▶ [What the task asks]:
Your task is to reproduce the material exactly.

▶ [Task material]:

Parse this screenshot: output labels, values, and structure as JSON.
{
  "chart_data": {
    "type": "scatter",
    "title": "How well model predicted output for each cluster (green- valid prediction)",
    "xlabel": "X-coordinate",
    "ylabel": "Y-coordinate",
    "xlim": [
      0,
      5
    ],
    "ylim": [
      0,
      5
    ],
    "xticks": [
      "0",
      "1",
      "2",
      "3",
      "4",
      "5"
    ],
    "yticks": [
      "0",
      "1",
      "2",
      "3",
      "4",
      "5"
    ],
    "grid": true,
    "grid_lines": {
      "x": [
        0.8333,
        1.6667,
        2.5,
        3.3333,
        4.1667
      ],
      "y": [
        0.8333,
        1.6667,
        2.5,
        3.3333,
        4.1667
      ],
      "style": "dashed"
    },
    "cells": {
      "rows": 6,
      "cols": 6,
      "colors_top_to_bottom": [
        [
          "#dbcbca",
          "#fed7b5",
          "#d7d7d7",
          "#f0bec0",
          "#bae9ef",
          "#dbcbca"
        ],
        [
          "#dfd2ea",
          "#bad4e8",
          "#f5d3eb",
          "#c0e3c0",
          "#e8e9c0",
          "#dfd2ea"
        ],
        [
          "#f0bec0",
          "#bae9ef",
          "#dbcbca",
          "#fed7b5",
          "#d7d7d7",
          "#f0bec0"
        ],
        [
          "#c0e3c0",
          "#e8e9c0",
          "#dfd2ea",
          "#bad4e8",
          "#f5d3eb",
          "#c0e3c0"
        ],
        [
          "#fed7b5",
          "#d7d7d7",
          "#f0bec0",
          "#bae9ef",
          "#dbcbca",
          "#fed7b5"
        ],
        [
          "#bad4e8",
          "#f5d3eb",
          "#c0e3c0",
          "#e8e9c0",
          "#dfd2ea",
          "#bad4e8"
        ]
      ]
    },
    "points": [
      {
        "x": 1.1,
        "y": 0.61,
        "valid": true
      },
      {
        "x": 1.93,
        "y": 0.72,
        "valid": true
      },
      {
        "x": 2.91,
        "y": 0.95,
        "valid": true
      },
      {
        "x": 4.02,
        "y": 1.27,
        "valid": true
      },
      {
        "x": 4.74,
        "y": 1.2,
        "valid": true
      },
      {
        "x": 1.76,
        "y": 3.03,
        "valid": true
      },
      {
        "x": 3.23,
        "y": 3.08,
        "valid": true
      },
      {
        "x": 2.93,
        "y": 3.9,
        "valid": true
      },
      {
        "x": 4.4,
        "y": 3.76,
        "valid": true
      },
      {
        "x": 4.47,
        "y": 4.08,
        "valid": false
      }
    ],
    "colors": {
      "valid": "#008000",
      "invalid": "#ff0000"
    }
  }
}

▶ [Problem solution]:
Parse this screenshot: output labels, values, and structure as JSON.
{
  "chart_data": {
    "type": "scatter",
    "title": "How well model predicted output for each cluster (green- valid prediction)",
    "xlabel": "X-coordinate",
    "ylabel": "Y-coordinate",
    "xlim": [
      0,
      5
    ],
    "ylim": [
      0,
      5
    ],
    "xticks": [
      "0",
      "1",
      "2",
      "3",
      "4",
      "5"
    ],
    "yticks": [
      "0",
      "1",
      "2",
      "3",
      "4",
      "5"
    ],
    "grid": true,
    "grid_lines": {
      "x": [
        0.8333,
        1.6667,
        2.5,
        3.3333,
        4.1667
      ],
      "y": [
        0.8333,
        1.6667,
        2.5,
        3.3333,
        4.1667
      ],
      "style": "dashed"
    },
    "cells": {
      "rows": 6,
      "cols": 6,
      "colors_top_to_bottom": [
        [
          "#dbcbca",
          "#fed7b5",
          "#d7d7d7",
          "#f0bec0",
          "#bae9ef",
          "#dbcbca"
        ],
        [
          "#dfd2ea",
          "#bad4e8",
          "#f5d3eb",
          "#c0e3c0",
          "#e8e9c0",
          "#dfd2ea"
        ],
        [
          "#f0bec0",
          "#bae9ef",
          "#dbcbca",
          "#fed7b5",
          "#d7d7d7",
          "#f0bec0"
        ],
        [
          "#c0e3c0",
          "#e8e9c0",
          "#dfd2ea",
          "#bad4e8",
          "#f5d3eb",
          "#c0e3c0"
        ],
        [
          "#fed7b5",
          "#d7d7d7",
          "#f0bec0",
          "#bae9ef",
          "#dbcbca",
          "#fed7b5"
        ],
        [
          "#bad4e8",
          "#f5d3eb",
          "#c0e3c0",
          "#e8e9c0",
          "#dfd2ea",
          "#bad4e8"
        ]
      ]
    },
    "points": [
      {
        "x": 1.1,
        "y": 0.61,
        "valid": true
      },
      {
        "x": 1.93,
        "y": 0.72,
        "valid": true
      },
      {
        "x": 2.91,
        "y": 0.95,
        "valid": true
      },
      {
        "x": 4.02,
        "y": 1.27,
        "valid": true
      },
      {
        "x": 4.74,
        "y": 1.2,
        "valid": true
      },
      {
        "x": 1.76,
        "y": 3.03,
        "valid": true
      },
      {
        "x": 3.23,
        "y": 3.08,
        "valid": true
      },
      {
        "x": 2.93,
        "y": 3.9,
        "valid": true
      },
      {
        "x": 4.4,
        "y": 3.76,
        "valid": true
      },
      {
        "x": 4.47,
        "y": 4.08,
        "valid": false
      }
    ],
    "colors": {
      "valid": "#008000",
      "invalid": "#ff0000"
    }
  }
}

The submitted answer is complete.